Source material ::
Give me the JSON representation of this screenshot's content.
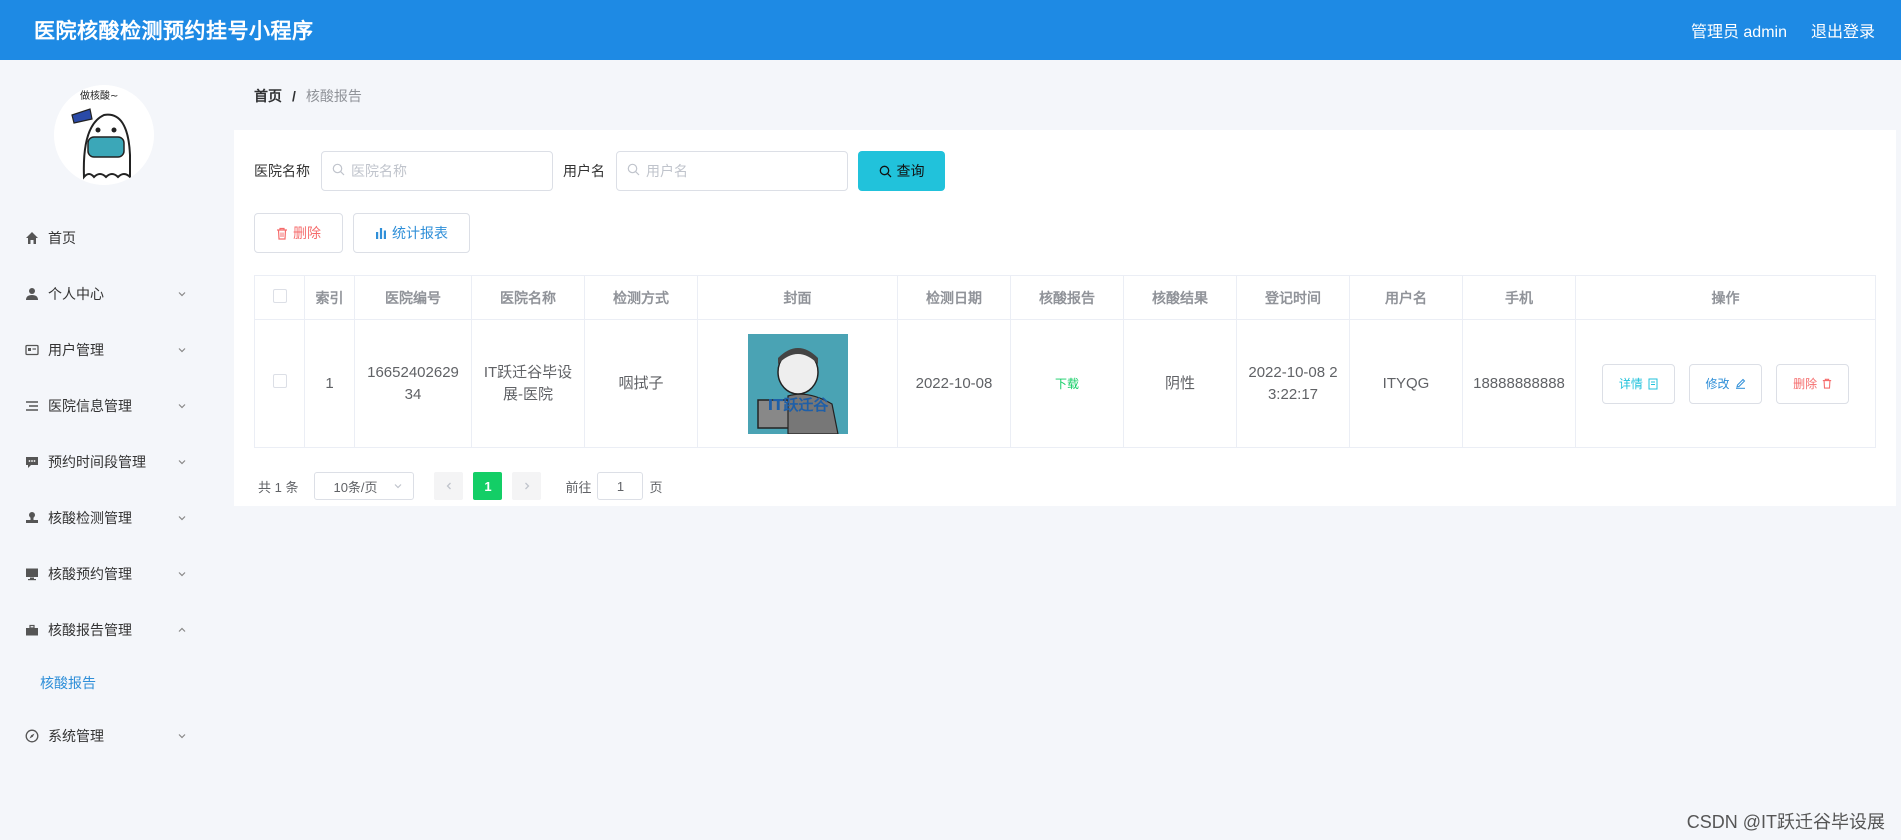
{
  "header": {
    "app_title": "医院核酸检测预约挂号小程序",
    "role_label": "管理员 admin",
    "logout_label": "退出登录"
  },
  "sidebar": {
    "logo_icon": "ghost-mascot-logo",
    "items": [
      {
        "label": "首页",
        "icon": "home-icon",
        "expandable": false
      },
      {
        "label": "个人中心",
        "icon": "user-icon",
        "expandable": true
      },
      {
        "label": "用户管理",
        "icon": "id-card-icon",
        "expandable": true
      },
      {
        "label": "医院信息管理",
        "icon": "list-icon",
        "expandable": true
      },
      {
        "label": "预约时间段管理",
        "icon": "message-icon",
        "expandable": true
      },
      {
        "label": "核酸检测管理",
        "icon": "stamp-icon",
        "expandable": true
      },
      {
        "label": "核酸预约管理",
        "icon": "monitor-icon",
        "expandable": true
      },
      {
        "label": "核酸报告管理",
        "icon": "suitcase-icon",
        "expandable": true,
        "expanded": true
      },
      {
        "label": "系统管理",
        "icon": "compass-icon",
        "expandable": true
      }
    ],
    "submenu_active": "核酸报告"
  },
  "breadcrumb": {
    "home": "首页",
    "separator": "/",
    "current": "核酸报告"
  },
  "search": {
    "hospital_label": "医院名称",
    "hospital_placeholder": "医院名称",
    "hospital_value": "",
    "user_label": "用户名",
    "user_placeholder": "用户名",
    "user_value": "",
    "query_button": "查询"
  },
  "actions": {
    "delete_button": "删除",
    "stats_button": "统计报表"
  },
  "table": {
    "columns": [
      "索引",
      "医院编号",
      "医院名称",
      "检测方式",
      "封面",
      "检测日期",
      "核酸报告",
      "核酸结果",
      "登记时间",
      "用户名",
      "手机",
      "操作"
    ],
    "rows": [
      {
        "index": "1",
        "hospital_no": "1665240262934",
        "hospital_name": "IT跃迁谷毕设展-医院",
        "method": "咽拭子",
        "cover_caption": "IT跃迁谷",
        "test_date": "2022-10-08",
        "report_link": "下载",
        "result": "阴性",
        "register_time": "2022-10-08 23:22:17",
        "username": "ITYQG",
        "phone": "18888888888",
        "detail_label": "详情",
        "edit_label": "修改",
        "delete_label": "删除"
      }
    ]
  },
  "pagination": {
    "total_text": "共 1 条",
    "page_size": "10条/页",
    "current_page": "1",
    "goto_prefix": "前往",
    "goto_value": "1",
    "goto_suffix": "页"
  },
  "watermark": "CSDN @IT跃迁谷毕设展",
  "colors": {
    "header_bg": "#1e8ae4",
    "query_btn": "#21c2db",
    "active_page": "#13ce66",
    "danger": "#f56c6c",
    "link": "#2f8fd8"
  }
}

What to do :: Retype every entry verbatim and exclude the pictures from the copy.

Written response ::
Give me the JSON representation of this screenshot's content.
{
  "header": {
    "app_title": "医院核酸检测预约挂号小程序",
    "role_label": "管理员 admin",
    "logout_label": "退出登录"
  },
  "sidebar": {
    "logo_icon": "ghost-mascot-logo",
    "items": [
      {
        "label": "首页",
        "icon": "home-icon",
        "expandable": false
      },
      {
        "label": "个人中心",
        "icon": "user-icon",
        "expandable": true
      },
      {
        "label": "用户管理",
        "icon": "id-card-icon",
        "expandable": true
      },
      {
        "label": "医院信息管理",
        "icon": "list-icon",
        "expandable": true
      },
      {
        "label": "预约时间段管理",
        "icon": "message-icon",
        "expandable": true
      },
      {
        "label": "核酸检测管理",
        "icon": "stamp-icon",
        "expandable": true
      },
      {
        "label": "核酸预约管理",
        "icon": "monitor-icon",
        "expandable": true
      },
      {
        "label": "核酸报告管理",
        "icon": "suitcase-icon",
        "expandable": true,
        "expanded": true
      },
      {
        "label": "系统管理",
        "icon": "compass-icon",
        "expandable": true
      }
    ],
    "submenu_active": "核酸报告"
  },
  "breadcrumb": {
    "home": "首页",
    "separator": "/",
    "current": "核酸报告"
  },
  "search": {
    "hospital_label": "医院名称",
    "hospital_placeholder": "医院名称",
    "hospital_value": "",
    "user_label": "用户名",
    "user_placeholder": "用户名",
    "user_value": "",
    "query_button": "查询"
  },
  "actions": {
    "delete_button": "删除",
    "stats_button": "统计报表"
  },
  "table": {
    "columns": [
      "索引",
      "医院编号",
      "医院名称",
      "检测方式",
      "封面",
      "检测日期",
      "核酸报告",
      "核酸结果",
      "登记时间",
      "用户名",
      "手机",
      "操作"
    ],
    "rows": [
      {
        "index": "1",
        "hospital_no": "1665240262934",
        "hospital_name": "IT跃迁谷毕设展-医院",
        "method": "咽拭子",
        "cover_caption": "IT跃迁谷",
        "test_date": "2022-10-08",
        "report_link": "下载",
        "result": "阴性",
        "register_time": "2022-10-08 23:22:17",
        "username": "ITYQG",
        "phone": "18888888888",
        "detail_label": "详情",
        "edit_label": "修改",
        "delete_label": "删除"
      }
    ]
  },
  "pagination": {
    "total_text": "共 1 条",
    "page_size": "10条/页",
    "current_page": "1",
    "goto_prefix": "前往",
    "goto_value": "1",
    "goto_suffix": "页"
  },
  "watermark": "CSDN @IT跃迁谷毕设展",
  "colors": {
    "header_bg": "#1e8ae4",
    "query_btn": "#21c2db",
    "active_page": "#13ce66",
    "danger": "#f56c6c",
    "link": "#2f8fd8"
  }
}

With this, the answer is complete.